▸ **SOURCE**:
Hero Found: The Greatest POW Escape of the Vietnam War
- First-edition cover
- Author: Bruce Henderson
- Language: English
- Genre: Biography
- Publisher: HarperCollins
- Publication date: June 29, 2010
- Publication place: United States
- Media type: Hardcover Trade paperback E-book Audiobook
- Pages: 320
- ISBN: 978-0-06-157136-7
- Website: http://brucehendersonbooks.com/

= Hero Found =

2010 non-fiction book by Bruce Henderson

Hero Found: The Greatest POW Escape of the Vietnam War is a 2010 non-fiction book by author Bruce Henderson. Hero Found is a biography of Vietnam War hero Dieter Dengler, a German-born United States Navy naval aviator who endured six months of imprisonment and torture before being rescued. Dengler survived 23 days in the jungle after escaping from a Pathet Lao prison camp.

==Synopsis==
Dieter Dengler's survival skills are established at an early age growing up in the chaos of World War II Germany. After his father is killed in the war, his mother teaches Dieter and his brothers how to survive on their own in the forest. Dieter learns what foods are safe to eat and how to find shelter from the elements. His lifelong love of aviation begins as he observes an Allied fighter fly past at tree-top level with the pilot wearing goggles and a white scarf. At sixteen, Dieter decides to move to America to become a pilot. Surviving on his wits and with little money, Dieter sails to New York City aboard SS America. He joins the U.S. Navy and becomes a naval aviator. After additional flight training, Dengler is assigned to VA-145 flying the Douglas A-1 Skyraider aboard . In January 1966, Ranger reaches the coast of Vietnam to conduct combat operations.

▸ **DATASET CONTENT**:
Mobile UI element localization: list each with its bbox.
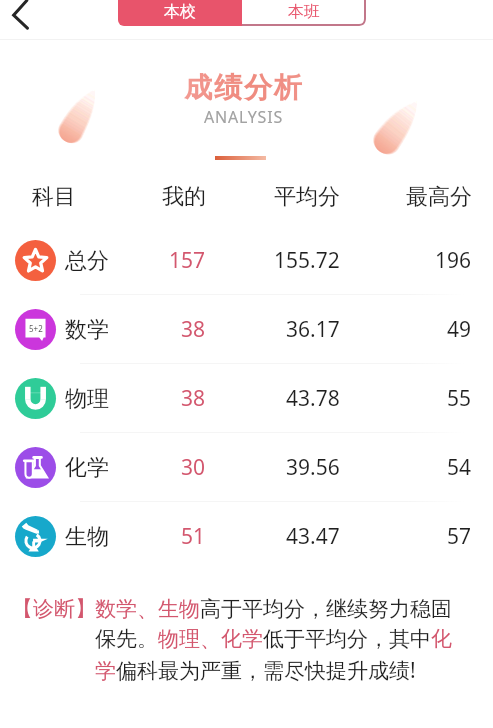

▸ **PROBLEM SET**:
1. According to the Hero Found article, for how many days did Dieter Dengler survive in the jungle after his escape?
2. Continue the Hero Found article from where it stops.
The listing has no connection to the Hero Found article.

▸ **ANSWERS TO THE PROBLEMS**:
1. 23 days.

2.
On February 1, 1966, Dieter is shot down during a mission into Laos and crash-lands in a jungle clearing. A day later, he is captured by the Pathet Lao. Dieter is beaten by his captors and forced to march through the jungle for over a week. After refusing to sign papers denouncing the United States, he is beaten into unconsciousness. As the forced march continues, Dieter escapes but is recaptured and tortured. Two weeks after his crash-landing, Dieter arrives at a Prisoner of War (POW) camp having marched 85 miles. Here he meets other prisoners including Dwayne Martin, Prasit Thanee, Phisit Intharathat, To Yick Chiu, and Eugene DeBruin, some of whom have been imprisoned for two and a half years. The group endures illness, starvation, and brutal treatment waiting for the monsoon season when there will be enough water to sustain them during an escape. The rains do not come on time and conditions deteriorate at the camp to a point where the guards plan to kill the prisoners and return home. On June 29, 1966, the prisoners decide to attempt their escape. A fight ensues leaving many of the guards dead. The group splits up with Dieter and Dwayne marching into the forest toward Thailand. The monsoon rains start, but the pair are soon lost and gradually weaken as they struggle through the jungle. They surprise a villager who decapitates Dwayne with a machete. Dieter is pursued by the villagers and Pathet Lao but manages to avoid them. He continues to weaken and begins to hallucinate. Near the end of his strength, Dieter rests on a rock and sees a United States Air Force Skyraider flying towards him. Dieter signals the aircraft and is spotted by the pilot, Eugene Deatrick, who persists in calling a rescue despite the possibility that this could be a trap. On July 20, 1966, Dieter is finally rescued from his ordeal after 23 days in the jungle and six months after he was shot down.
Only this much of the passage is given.